§ **EXERCISE DETAILS**: Pick out each line containing the string "British".

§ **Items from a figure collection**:

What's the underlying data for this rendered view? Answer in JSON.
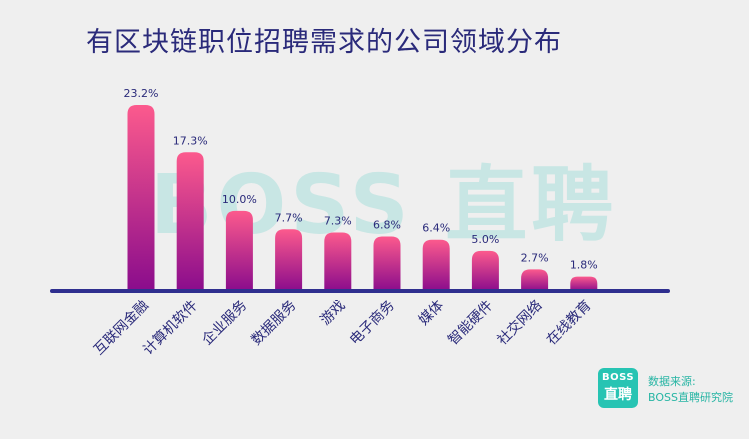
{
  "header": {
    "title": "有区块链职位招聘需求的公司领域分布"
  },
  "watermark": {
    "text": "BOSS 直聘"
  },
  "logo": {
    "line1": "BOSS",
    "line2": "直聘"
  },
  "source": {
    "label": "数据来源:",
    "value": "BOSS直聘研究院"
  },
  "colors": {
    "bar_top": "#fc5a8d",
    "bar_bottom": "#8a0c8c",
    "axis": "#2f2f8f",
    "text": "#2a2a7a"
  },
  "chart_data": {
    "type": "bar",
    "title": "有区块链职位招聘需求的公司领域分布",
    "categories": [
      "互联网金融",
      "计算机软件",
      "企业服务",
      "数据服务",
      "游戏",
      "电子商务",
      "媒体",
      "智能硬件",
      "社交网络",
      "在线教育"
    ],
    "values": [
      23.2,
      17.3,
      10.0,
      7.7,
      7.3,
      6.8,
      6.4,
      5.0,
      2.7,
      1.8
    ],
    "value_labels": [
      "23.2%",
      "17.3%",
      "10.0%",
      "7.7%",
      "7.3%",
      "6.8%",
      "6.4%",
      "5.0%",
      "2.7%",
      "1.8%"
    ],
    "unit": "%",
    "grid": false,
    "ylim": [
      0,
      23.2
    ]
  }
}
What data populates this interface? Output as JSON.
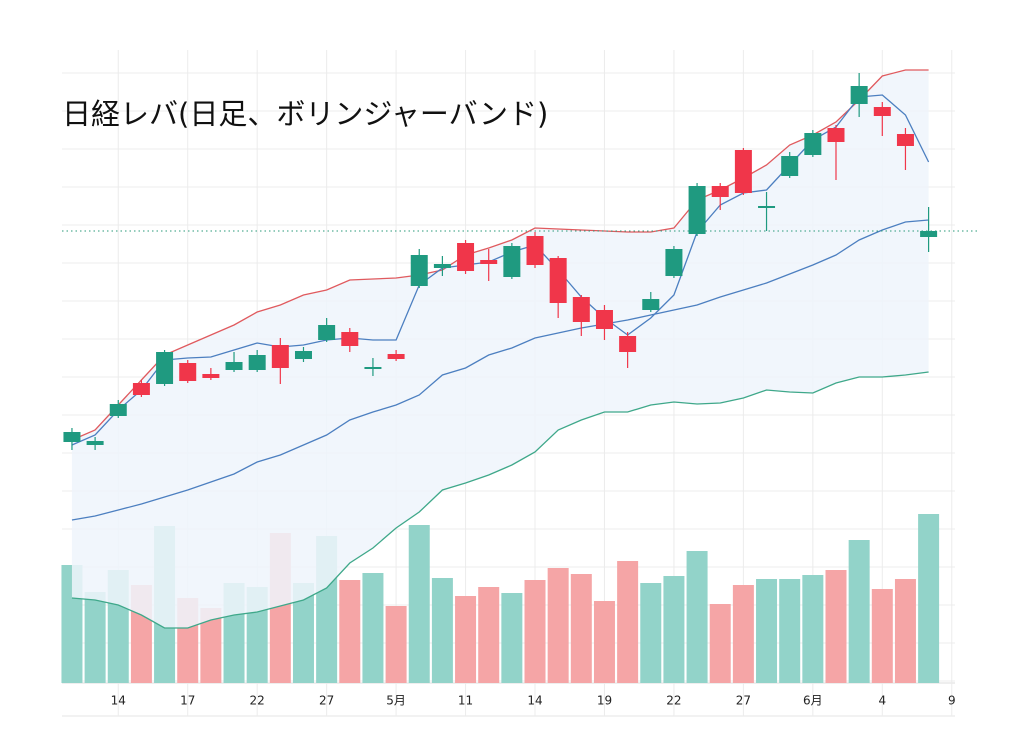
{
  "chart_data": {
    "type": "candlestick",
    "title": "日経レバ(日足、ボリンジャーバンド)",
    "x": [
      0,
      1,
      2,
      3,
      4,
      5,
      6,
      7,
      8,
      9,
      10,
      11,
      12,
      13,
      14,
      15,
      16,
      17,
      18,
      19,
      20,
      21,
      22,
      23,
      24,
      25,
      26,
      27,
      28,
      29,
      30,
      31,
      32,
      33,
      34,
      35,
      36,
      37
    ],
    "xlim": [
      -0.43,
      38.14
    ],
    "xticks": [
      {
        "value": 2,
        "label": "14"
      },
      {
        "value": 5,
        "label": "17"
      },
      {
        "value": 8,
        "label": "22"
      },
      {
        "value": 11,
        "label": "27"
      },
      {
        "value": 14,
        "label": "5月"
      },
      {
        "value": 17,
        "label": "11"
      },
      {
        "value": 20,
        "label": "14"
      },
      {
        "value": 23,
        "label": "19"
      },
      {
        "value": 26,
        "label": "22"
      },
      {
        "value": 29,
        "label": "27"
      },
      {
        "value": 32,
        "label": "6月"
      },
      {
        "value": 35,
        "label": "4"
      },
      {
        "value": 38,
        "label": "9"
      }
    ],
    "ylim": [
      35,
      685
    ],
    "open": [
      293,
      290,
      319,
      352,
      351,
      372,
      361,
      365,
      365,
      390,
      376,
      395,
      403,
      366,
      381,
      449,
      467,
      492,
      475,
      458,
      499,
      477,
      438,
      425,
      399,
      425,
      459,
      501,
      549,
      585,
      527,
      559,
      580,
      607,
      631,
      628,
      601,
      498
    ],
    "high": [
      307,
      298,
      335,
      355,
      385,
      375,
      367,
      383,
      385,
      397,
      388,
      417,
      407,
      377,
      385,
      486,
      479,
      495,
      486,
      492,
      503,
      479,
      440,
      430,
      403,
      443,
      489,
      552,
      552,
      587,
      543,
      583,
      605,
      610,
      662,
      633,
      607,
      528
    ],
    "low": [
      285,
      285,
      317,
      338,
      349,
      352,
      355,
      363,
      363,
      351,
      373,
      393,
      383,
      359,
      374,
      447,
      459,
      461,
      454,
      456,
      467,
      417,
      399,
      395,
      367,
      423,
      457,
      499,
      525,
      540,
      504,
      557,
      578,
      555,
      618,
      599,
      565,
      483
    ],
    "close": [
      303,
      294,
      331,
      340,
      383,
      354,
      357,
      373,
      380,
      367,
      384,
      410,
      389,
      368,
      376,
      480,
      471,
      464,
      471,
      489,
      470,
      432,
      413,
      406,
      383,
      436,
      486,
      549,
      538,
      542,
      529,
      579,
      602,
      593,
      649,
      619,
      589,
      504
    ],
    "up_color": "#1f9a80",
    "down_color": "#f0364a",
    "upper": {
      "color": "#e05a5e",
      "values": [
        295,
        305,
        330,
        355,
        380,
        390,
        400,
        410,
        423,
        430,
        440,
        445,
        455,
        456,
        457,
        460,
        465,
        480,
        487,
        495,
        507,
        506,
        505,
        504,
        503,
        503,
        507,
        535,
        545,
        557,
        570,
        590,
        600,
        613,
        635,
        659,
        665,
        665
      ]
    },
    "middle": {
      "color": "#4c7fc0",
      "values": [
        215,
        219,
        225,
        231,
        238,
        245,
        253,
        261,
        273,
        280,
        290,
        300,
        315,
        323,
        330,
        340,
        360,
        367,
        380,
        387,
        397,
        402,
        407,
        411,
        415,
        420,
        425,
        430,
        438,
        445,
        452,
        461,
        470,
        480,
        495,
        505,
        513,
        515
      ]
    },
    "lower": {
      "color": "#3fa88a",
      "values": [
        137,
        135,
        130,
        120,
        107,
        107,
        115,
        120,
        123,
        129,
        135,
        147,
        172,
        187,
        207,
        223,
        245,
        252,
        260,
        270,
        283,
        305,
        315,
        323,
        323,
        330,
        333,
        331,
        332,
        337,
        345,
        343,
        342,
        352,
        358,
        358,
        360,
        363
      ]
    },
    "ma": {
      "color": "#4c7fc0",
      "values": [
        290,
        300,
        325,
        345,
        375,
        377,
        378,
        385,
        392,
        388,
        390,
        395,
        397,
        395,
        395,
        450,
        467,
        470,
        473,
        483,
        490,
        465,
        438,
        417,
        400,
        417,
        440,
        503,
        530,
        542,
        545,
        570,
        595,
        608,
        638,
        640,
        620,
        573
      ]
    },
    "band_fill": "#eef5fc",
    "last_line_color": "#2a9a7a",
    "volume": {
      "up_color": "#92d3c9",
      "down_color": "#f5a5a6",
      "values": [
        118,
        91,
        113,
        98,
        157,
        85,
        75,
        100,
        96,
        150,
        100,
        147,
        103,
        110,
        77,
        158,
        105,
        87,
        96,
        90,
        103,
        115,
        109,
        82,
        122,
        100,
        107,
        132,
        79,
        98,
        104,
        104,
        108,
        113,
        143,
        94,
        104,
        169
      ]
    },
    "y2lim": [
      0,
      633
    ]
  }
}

---

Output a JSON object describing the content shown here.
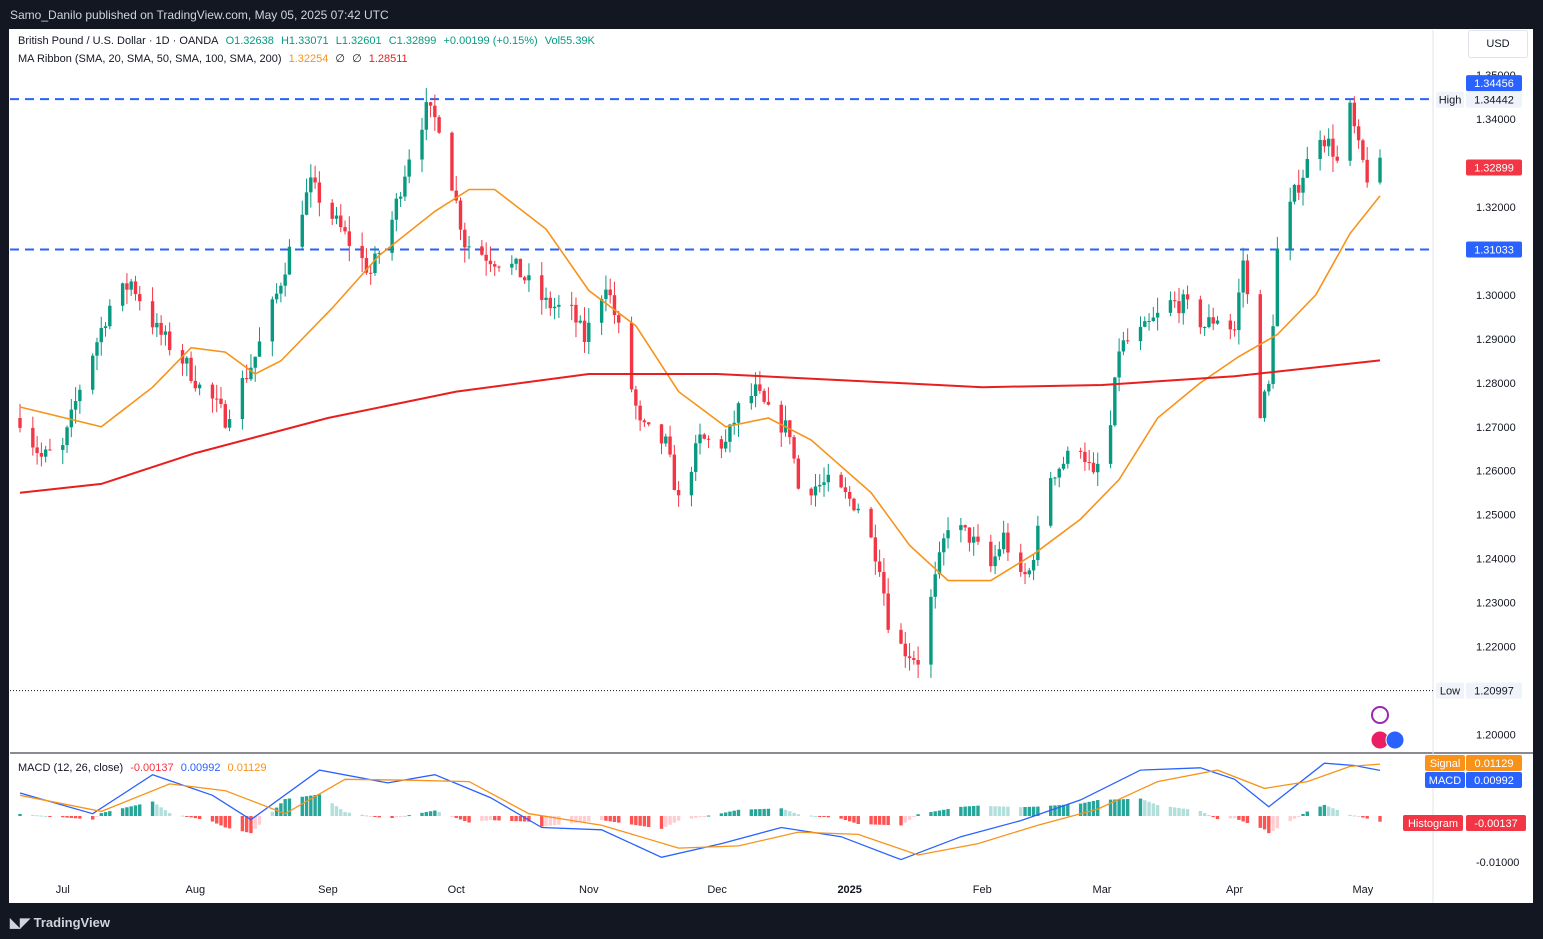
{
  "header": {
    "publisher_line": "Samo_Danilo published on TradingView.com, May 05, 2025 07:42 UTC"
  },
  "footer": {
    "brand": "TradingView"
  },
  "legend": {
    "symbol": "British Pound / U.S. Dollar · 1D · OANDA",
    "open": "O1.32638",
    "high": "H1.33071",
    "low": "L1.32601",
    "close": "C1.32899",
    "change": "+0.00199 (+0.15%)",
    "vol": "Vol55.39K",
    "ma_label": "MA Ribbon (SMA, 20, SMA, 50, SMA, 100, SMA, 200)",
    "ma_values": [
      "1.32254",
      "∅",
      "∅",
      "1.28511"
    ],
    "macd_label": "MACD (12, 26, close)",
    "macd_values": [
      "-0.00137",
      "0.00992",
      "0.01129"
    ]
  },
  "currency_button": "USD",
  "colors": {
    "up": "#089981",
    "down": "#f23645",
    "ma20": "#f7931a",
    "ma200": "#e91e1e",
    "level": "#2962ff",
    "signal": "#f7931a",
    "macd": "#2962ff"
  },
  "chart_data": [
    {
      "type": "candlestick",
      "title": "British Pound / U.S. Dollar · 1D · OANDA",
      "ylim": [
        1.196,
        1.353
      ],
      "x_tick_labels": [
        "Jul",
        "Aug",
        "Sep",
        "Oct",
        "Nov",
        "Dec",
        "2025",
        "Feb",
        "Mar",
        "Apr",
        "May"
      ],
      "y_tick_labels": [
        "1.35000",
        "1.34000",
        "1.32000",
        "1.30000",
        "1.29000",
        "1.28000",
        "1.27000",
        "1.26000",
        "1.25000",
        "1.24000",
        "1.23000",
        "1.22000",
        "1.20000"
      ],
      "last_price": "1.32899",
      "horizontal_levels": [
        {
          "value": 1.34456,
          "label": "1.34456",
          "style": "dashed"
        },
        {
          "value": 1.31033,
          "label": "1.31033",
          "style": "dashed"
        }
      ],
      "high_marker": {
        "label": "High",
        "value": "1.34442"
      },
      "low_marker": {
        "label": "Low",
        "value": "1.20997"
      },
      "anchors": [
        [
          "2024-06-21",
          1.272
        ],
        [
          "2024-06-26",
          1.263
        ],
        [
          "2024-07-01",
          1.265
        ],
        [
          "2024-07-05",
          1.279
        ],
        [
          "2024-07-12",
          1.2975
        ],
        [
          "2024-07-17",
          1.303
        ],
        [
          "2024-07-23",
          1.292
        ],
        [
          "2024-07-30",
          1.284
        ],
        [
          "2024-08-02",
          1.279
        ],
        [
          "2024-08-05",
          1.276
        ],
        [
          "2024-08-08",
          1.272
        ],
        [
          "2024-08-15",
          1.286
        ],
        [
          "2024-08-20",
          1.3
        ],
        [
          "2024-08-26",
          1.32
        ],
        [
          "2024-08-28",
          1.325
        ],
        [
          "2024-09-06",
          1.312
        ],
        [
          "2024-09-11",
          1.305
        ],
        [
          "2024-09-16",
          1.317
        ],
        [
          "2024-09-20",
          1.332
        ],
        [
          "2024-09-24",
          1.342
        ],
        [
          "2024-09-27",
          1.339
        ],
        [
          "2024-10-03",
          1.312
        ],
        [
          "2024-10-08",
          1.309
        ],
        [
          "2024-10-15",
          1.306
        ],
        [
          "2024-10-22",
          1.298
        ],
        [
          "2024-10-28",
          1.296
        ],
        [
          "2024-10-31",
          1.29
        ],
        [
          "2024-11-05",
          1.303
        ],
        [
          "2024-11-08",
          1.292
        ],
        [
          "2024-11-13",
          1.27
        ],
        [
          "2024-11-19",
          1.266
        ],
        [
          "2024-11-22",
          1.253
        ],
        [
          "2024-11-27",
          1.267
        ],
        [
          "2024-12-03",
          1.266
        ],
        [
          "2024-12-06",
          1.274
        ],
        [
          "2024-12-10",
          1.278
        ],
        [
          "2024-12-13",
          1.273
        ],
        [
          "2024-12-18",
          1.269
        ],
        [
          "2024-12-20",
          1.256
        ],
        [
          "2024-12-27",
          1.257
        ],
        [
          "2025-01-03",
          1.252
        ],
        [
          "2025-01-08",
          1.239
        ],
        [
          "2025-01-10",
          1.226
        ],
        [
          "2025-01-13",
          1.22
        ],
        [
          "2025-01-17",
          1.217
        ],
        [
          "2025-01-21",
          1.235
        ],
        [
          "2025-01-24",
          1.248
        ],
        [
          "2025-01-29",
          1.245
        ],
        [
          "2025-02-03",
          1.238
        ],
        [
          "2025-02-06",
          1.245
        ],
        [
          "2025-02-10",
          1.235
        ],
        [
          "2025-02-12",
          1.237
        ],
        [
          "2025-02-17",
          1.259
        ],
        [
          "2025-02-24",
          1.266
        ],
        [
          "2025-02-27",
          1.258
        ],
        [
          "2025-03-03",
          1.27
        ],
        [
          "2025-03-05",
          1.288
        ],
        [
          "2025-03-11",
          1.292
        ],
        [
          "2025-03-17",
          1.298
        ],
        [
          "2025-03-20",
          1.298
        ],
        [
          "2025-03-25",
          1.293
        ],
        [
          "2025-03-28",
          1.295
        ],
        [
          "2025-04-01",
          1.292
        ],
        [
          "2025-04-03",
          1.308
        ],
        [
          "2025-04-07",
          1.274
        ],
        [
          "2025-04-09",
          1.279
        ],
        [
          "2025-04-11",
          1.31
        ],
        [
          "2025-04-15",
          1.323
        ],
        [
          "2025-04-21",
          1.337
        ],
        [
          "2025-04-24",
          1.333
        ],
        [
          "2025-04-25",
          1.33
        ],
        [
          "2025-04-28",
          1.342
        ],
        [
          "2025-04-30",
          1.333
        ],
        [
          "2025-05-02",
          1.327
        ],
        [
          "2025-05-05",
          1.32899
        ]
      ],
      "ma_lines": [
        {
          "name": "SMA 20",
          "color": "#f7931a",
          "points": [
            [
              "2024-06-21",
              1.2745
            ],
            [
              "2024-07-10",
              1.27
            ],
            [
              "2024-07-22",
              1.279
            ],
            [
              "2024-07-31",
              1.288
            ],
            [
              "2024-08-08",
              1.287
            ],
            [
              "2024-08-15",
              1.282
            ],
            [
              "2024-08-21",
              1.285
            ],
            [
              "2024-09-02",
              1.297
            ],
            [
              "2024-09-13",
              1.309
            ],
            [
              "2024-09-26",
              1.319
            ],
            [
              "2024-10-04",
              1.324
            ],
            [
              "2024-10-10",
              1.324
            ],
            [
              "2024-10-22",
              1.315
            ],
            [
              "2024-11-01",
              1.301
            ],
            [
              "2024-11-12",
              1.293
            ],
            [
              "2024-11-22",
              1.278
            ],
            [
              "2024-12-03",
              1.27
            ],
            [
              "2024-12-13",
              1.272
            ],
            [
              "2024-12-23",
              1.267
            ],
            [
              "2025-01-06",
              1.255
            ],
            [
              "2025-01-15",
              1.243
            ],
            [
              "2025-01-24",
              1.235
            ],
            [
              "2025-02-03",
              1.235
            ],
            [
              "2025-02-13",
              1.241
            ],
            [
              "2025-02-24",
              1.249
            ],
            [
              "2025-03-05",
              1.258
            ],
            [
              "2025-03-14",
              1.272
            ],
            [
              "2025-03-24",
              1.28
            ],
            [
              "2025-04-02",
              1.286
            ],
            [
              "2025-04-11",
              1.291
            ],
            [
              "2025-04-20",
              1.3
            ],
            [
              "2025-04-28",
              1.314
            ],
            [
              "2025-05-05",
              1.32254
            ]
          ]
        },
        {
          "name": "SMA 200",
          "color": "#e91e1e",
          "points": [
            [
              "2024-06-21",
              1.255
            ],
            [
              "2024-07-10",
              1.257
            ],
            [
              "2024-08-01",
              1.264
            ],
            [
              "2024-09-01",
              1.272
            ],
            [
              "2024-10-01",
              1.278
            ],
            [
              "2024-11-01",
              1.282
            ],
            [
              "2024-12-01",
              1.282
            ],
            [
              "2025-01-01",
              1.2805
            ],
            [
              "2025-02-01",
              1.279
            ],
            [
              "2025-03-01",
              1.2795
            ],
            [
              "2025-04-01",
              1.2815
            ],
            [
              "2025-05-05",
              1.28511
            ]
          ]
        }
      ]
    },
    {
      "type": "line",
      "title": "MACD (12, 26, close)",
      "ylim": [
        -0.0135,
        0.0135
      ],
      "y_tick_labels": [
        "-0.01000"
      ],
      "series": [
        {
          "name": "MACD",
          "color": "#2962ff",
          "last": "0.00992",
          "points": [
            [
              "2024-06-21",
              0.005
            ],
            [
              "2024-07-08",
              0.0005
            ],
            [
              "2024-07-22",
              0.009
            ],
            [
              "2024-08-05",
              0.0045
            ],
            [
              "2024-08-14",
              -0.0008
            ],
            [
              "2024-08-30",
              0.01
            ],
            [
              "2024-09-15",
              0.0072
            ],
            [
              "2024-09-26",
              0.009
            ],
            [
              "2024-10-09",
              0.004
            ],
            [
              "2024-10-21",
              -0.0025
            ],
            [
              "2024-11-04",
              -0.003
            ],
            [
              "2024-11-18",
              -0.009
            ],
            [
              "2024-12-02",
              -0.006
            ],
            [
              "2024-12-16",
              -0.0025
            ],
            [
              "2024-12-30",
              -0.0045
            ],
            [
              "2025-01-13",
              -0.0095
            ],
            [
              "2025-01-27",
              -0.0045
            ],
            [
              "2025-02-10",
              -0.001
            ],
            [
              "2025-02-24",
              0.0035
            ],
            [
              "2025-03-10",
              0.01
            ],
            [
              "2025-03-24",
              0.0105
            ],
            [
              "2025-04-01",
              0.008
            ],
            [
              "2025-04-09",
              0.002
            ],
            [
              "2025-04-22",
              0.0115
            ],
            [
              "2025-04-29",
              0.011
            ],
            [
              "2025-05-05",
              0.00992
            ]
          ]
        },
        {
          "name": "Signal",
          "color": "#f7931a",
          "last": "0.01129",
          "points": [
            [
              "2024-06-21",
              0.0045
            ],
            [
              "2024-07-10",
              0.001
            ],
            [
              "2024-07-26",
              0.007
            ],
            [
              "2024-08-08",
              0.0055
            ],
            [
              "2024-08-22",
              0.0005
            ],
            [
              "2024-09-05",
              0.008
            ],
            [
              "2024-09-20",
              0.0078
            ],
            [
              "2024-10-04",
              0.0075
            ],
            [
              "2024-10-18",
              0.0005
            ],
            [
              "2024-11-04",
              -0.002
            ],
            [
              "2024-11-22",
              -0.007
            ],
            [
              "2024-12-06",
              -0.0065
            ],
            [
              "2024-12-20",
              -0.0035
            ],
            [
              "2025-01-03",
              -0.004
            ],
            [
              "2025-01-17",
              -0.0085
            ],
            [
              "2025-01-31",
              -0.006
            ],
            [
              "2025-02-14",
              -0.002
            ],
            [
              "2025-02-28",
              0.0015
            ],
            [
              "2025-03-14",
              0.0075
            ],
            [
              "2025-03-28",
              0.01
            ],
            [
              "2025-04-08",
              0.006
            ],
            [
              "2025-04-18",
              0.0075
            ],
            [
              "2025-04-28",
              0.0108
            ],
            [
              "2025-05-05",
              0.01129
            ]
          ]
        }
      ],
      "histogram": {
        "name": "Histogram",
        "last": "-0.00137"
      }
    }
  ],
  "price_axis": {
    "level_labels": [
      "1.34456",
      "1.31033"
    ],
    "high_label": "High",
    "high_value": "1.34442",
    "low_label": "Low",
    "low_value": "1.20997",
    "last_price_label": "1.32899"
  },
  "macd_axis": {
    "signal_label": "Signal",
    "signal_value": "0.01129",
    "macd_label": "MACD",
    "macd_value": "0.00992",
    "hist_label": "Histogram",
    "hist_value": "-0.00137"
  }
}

§ **RESPONSE**:
    "symbol": "British Pound / U.S. Dollar · 1D · OANDA",
      "title": "British Pound / U.S. Dollar · 1D · OANDA",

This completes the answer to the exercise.